TESTO DI LETTURA
────

Domani mattina, prima di andare in farmacia, vale la pena sapere cosa si trova. Lunedì 13 aprile, infatti, le farmacie private italiane aderiscono a uno sciopero nazionale di 24 ore, dalle mezzanotte alle 24, che coinvolge tutto il personale dipendente: non solo i farmacisti collaboratori, ma anche gli addetti e gli operatori impiegati nel settore. A proclamare la mobilitazione sono i sindacati Filcams-Cgil, Fisascat-Cisl e UILTuCS, con l’adesione di Usi 1912 e Usu Commercio Turismo e Servizi. In gioco ci sono oltre 76mila lavoratori su tutto il territorio nazionale.
Le farmacie, però, non abbassano le serrande. La Commissione di Garanzia per lo sciopero nei servizi pubblici essenziali ha stabilito che almeno un terzo del personale normalmente impiegato deve restare operativo e che deve essere garantita almeno il 50% delle prestazioni abituali. I farmaci urgenti si trovano. Le consulenze non urgenti e le preparazioni galeniche, invece, potrebbero non essere disponibili.
Perché si sciopera
La ragione è semplice nella sua durezza: il contratto collettivo nazionale di lavoro delle farmacie private è scaduto da circa 16 mesi, il 31 agosto 2024, senza che le trattative abbiano prodotto un accordo. È già la seconda grande mobilitazione in meno di sei mesi – la prima si era tenuta lo scorso 6 novembre – segno che la distanza tra sindacati e datori di lavoro resta ampia.

────

DATI FORNITI
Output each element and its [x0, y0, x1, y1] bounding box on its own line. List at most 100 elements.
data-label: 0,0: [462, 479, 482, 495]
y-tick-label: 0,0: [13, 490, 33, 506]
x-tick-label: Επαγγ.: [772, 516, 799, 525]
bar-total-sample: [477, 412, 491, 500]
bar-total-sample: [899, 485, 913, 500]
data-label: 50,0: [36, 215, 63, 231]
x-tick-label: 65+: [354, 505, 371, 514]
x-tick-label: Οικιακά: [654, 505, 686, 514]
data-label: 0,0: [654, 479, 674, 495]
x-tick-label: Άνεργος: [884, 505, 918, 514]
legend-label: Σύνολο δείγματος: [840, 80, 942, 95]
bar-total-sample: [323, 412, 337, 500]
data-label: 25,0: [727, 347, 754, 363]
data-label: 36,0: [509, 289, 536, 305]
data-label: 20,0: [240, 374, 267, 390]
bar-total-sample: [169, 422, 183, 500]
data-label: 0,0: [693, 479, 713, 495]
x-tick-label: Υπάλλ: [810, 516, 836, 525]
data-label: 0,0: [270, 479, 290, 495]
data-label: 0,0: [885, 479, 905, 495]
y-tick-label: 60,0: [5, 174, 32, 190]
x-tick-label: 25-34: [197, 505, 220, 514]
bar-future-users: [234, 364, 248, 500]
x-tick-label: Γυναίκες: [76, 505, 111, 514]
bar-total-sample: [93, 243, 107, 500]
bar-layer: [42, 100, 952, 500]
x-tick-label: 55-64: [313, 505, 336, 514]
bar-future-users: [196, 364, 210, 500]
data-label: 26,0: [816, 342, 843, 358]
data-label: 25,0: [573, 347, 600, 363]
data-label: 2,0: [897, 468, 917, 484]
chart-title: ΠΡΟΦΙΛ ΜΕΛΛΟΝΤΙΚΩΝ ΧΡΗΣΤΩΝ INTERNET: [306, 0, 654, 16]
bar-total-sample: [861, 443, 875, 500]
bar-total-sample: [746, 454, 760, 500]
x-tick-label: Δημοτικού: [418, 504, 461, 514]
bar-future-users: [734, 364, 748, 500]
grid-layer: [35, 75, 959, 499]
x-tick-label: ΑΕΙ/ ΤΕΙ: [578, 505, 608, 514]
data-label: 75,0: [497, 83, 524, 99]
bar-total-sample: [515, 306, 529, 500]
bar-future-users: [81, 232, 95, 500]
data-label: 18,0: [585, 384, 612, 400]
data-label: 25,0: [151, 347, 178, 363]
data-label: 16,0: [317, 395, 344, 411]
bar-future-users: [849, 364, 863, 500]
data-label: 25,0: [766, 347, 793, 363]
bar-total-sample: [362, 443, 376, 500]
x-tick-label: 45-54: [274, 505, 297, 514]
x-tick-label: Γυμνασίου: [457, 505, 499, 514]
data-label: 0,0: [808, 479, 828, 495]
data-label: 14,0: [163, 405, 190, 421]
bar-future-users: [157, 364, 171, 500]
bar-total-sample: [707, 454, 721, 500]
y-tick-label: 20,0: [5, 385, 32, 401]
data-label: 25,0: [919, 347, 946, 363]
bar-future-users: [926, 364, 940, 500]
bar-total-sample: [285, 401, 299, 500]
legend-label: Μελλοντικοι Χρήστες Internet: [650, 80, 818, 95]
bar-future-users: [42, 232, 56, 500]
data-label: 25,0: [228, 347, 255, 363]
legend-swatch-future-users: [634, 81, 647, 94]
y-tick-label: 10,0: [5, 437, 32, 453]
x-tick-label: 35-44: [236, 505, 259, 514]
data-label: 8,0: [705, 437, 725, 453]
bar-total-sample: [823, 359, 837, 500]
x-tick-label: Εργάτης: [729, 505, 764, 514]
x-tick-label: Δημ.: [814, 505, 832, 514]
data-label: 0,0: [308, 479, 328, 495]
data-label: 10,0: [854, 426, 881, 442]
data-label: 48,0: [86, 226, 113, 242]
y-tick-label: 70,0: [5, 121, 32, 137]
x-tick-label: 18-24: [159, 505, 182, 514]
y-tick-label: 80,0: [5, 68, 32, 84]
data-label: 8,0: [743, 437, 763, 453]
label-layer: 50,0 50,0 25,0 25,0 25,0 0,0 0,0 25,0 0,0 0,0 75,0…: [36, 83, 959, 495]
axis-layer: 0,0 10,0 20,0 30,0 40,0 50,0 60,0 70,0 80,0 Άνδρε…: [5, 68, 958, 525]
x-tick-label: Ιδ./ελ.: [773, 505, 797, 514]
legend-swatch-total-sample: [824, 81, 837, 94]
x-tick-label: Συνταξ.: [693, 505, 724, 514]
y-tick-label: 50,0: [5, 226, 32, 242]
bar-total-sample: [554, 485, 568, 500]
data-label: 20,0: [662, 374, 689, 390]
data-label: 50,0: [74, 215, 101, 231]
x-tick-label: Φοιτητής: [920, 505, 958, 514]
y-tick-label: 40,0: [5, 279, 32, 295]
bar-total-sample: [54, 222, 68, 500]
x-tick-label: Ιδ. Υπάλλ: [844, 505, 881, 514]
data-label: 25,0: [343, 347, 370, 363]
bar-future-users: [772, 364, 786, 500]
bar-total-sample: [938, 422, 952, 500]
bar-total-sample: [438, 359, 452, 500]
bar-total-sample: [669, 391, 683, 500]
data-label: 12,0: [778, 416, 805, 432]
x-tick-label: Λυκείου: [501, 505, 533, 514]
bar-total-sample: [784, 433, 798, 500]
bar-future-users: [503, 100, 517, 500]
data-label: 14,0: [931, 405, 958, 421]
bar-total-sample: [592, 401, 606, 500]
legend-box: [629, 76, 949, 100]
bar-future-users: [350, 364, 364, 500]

────

COMPITI DA SVOLGERE
a – Rispondi a queste domande sul testo dedicato allo sciopero delle farmacie:
(i) Quali sindacati hanno proclamato la mobilitazione?
(ii) Quale quota minima del personale normalmente impiegato deve restare operativa?
(iii) In che giorno si era tenuta la prima mobilitazione?
b – Riscrivi in forma più breve il paragrafo del testo sullo sciopero delle farmacie che comincia con "Le farmacie, però, non abbassano le serrande", mantenendone i fatti principali.
c – Trascrivi fedelmente una parte del testo sullo sciopero delle farmacie: parti dalle parole "Le farmacie, però, non" e fermati dopo le parole "non essere disponibili.".

RISULTATI
a –
(i) Filcams-Cgil, Fisascat-Cisl e UILTuCS.
(ii) Almeno un terzo.
(iii) Il 6 novembre.

b – Le farmacie restano aperte. La Commissione di Garanzia per lo sciopero nei servizi pubblici essenziali impone che lavori almeno un terzo del personale abituale e che sia garantito almeno il 50% delle prestazioni. I farmaci urgenti sono disponibili, mentre consulenze non urgenti e preparazioni galeniche potrebbero mancare.

c –
Le farmacie, però, non abbassano le serrande. La Commissione di Garanzia per lo sciopero nei servizi pubblici essenziali ha stabilito che almeno un terzo del personale normalmente impiegato deve restare operativo e che deve essere garantita almeno il 50% delle prestazioni abituali. I farmaci urgenti si trovano. Le consulenze non urgenti e le preparazioni galeniche, invece, potrebbero non essere disponibili.